*Given instruction*
Repeat the listing in full, word for word.

*Listing*

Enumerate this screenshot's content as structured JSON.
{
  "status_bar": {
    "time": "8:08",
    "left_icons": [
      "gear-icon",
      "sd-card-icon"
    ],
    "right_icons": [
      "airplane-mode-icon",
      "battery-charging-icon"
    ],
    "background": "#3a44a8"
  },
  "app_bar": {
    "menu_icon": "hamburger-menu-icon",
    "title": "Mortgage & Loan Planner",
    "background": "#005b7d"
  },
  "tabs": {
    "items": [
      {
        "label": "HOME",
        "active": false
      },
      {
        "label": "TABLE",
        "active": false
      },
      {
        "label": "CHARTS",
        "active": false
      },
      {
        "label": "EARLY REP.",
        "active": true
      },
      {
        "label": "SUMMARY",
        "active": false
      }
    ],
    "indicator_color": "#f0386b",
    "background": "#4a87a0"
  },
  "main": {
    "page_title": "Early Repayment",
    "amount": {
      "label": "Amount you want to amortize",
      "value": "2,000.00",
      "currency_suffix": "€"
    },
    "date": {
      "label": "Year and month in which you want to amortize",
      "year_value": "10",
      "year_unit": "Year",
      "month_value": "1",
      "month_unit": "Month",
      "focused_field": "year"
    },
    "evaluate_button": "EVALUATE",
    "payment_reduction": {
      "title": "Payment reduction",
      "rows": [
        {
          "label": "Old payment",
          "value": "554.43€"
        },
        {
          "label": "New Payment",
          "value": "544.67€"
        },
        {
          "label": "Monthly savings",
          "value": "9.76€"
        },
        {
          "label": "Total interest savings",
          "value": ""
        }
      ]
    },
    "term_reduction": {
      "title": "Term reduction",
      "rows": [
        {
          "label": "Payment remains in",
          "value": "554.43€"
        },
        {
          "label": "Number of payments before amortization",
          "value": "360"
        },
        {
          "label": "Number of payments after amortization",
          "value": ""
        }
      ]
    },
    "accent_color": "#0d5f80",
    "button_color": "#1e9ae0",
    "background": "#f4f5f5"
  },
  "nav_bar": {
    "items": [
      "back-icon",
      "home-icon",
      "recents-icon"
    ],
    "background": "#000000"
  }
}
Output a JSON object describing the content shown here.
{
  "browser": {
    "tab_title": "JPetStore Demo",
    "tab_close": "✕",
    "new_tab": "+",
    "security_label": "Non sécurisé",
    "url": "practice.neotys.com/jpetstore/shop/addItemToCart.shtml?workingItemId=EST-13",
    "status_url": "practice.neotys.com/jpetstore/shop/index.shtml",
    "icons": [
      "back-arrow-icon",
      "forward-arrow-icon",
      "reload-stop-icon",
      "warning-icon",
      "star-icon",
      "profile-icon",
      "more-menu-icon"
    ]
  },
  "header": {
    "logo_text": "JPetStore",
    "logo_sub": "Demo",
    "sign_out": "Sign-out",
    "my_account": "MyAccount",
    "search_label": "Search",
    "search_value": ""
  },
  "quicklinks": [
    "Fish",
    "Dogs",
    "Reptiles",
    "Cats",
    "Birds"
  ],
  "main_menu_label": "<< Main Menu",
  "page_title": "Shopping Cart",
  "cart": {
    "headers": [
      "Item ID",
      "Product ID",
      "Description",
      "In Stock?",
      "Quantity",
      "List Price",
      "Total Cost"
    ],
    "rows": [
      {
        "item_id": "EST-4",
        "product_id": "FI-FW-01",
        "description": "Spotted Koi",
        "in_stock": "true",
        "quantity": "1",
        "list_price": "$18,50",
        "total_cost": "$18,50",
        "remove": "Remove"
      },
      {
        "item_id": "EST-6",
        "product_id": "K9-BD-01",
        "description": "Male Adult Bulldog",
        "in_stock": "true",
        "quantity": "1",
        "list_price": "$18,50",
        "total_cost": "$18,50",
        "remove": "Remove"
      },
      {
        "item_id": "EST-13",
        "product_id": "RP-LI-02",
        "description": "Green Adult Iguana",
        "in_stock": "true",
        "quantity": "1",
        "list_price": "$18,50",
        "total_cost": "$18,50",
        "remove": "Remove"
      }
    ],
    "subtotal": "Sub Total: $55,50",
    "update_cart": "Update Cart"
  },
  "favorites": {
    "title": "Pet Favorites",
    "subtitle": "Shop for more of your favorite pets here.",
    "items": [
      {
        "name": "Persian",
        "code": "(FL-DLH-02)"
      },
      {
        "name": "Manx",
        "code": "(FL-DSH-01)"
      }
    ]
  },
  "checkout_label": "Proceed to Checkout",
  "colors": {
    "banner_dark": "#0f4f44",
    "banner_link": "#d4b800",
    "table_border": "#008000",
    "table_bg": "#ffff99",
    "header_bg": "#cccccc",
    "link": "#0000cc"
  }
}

*The result*
Enumerate this screenshot's content as structured JSON.
{
  "status_bar": {
    "time": "8:08",
    "left_icons": [
      "gear-icon",
      "sd-card-icon"
    ],
    "right_icons": [
      "airplane-mode-icon",
      "battery-charging-icon"
    ],
    "background": "#3a44a8"
  },
  "app_bar": {
    "menu_icon": "hamburger-menu-icon",
    "title": "Mortgage & Loan Planner",
    "background": "#005b7d"
  },
  "tabs": {
    "items": [
      {
        "label": "HOME",
        "active": false
      },
      {
        "label": "TABLE",
        "active": false
      },
      {
        "label": "CHARTS",
        "active": false
      },
      {
        "label": "EARLY REP.",
        "active": true
      },
      {
        "label": "SUMMARY",
        "active": false
      }
    ],
    "indicator_color": "#f0386b",
    "background": "#4a87a0"
  },
  "main": {
    "page_title": "Early Repayment",
    "amount": {
      "label": "Amount you want to amortize",
      "value": "2,000.00",
      "currency_suffix": "€"
    },
    "date": {
      "label": "Year and month in which you want to amortize",
      "year_value": "10",
      "year_unit": "Year",
      "month_value": "1",
      "month_unit": "Month",
      "focused_field": "year"
    },
    "evaluate_button": "EVALUATE",
    "payment_reduction": {
      "title": "Payment reduction",
      "rows": [
        {
          "label": "Old payment",
          "value": "554.43€"
        },
        {
          "label": "New Payment",
          "value": "544.67€"
        },
        {
          "label": "Monthly savings",
          "value": "9.76€"
        },
        {
          "label": "Total interest savings",
          "value": ""
        }
      ]
    },
    "term_reduction": {
      "title": "Term reduction",
      "rows": [
        {
          "label": "Payment remains in",
          "value": "554.43€"
        },
        {
          "label": "Number of payments before amortization",
          "value": "360"
        },
        {
          "label": "Number of payments after amortization",
          "value": ""
        }
      ]
    },
    "accent_color": "#0d5f80",
    "button_color": "#1e9ae0",
    "background": "#f4f5f5"
  },
  "nav_bar": {
    "items": [
      "back-icon",
      "home-icon",
      "recents-icon"
    ],
    "background": "#000000"
  }
}
Output a JSON object describing the content shown here.
{
  "browser": {
    "tab_title": "JPetStore Demo",
    "tab_close": "✕",
    "new_tab": "+",
    "security_label": "Non sécurisé",
    "url": "practice.neotys.com/jpetstore/shop/addItemToCart.shtml?workingItemId=EST-13",
    "status_url": "practice.neotys.com/jpetstore/shop/index.shtml",
    "icons": [
      "back-arrow-icon",
      "forward-arrow-icon",
      "reload-stop-icon",
      "warning-icon",
      "star-icon",
      "profile-icon",
      "more-menu-icon"
    ]
  },
  "header": {
    "logo_text": "JPetStore",
    "logo_sub": "Demo",
    "sign_out": "Sign-out",
    "my_account": "MyAccount",
    "search_label": "Search",
    "search_value": ""
  },
  "quicklinks": [
    "Fish",
    "Dogs",
    "Reptiles",
    "Cats",
    "Birds"
  ],
  "main_menu_label": "<< Main Menu",
  "page_title": "Shopping Cart",
  "cart": {
    "headers": [
      "Item ID",
      "Product ID",
      "Description",
      "In Stock?",
      "Quantity",
      "List Price",
      "Total Cost"
    ],
    "rows": [
      {
        "item_id": "EST-4",
        "product_id": "FI-FW-01",
        "description": "Spotted Koi",
        "in_stock": "true",
        "quantity": "1",
        "list_price": "$18,50",
        "total_cost": "$18,50",
        "remove": "Remove"
      },
      {
        "item_id": "EST-6",
        "product_id": "K9-BD-01",
        "description": "Male Adult Bulldog",
        "in_stock": "true",
        "quantity": "1",
        "list_price": "$18,50",
        "total_cost": "$18,50",
        "remove": "Remove"
      },
      {
        "item_id": "EST-13",
        "product_id": "RP-LI-02",
        "description": "Green Adult Iguana",
        "in_stock": "true",
        "quantity": "1",
        "list_price": "$18,50",
        "total_cost": "$18,50",
        "remove": "Remove"
      }
    ],
    "subtotal": "Sub Total: $55,50",
    "update_cart": "Update Cart"
  },
  "favorites": {
    "title": "Pet Favorites",
    "subtitle": "Shop for more of your favorite pets here.",
    "items": [
      {
        "name": "Persian",
        "code": "(FL-DLH-02)"
      },
      {
        "name": "Manx",
        "code": "(FL-DSH-01)"
      }
    ]
  },
  "checkout_label": "Proceed to Checkout",
  "colors": {
    "banner_dark": "#0f4f44",
    "banner_link": "#d4b800",
    "table_border": "#008000",
    "table_bg": "#ffff99",
    "header_bg": "#cccccc",
    "link": "#0000cc"
  }
}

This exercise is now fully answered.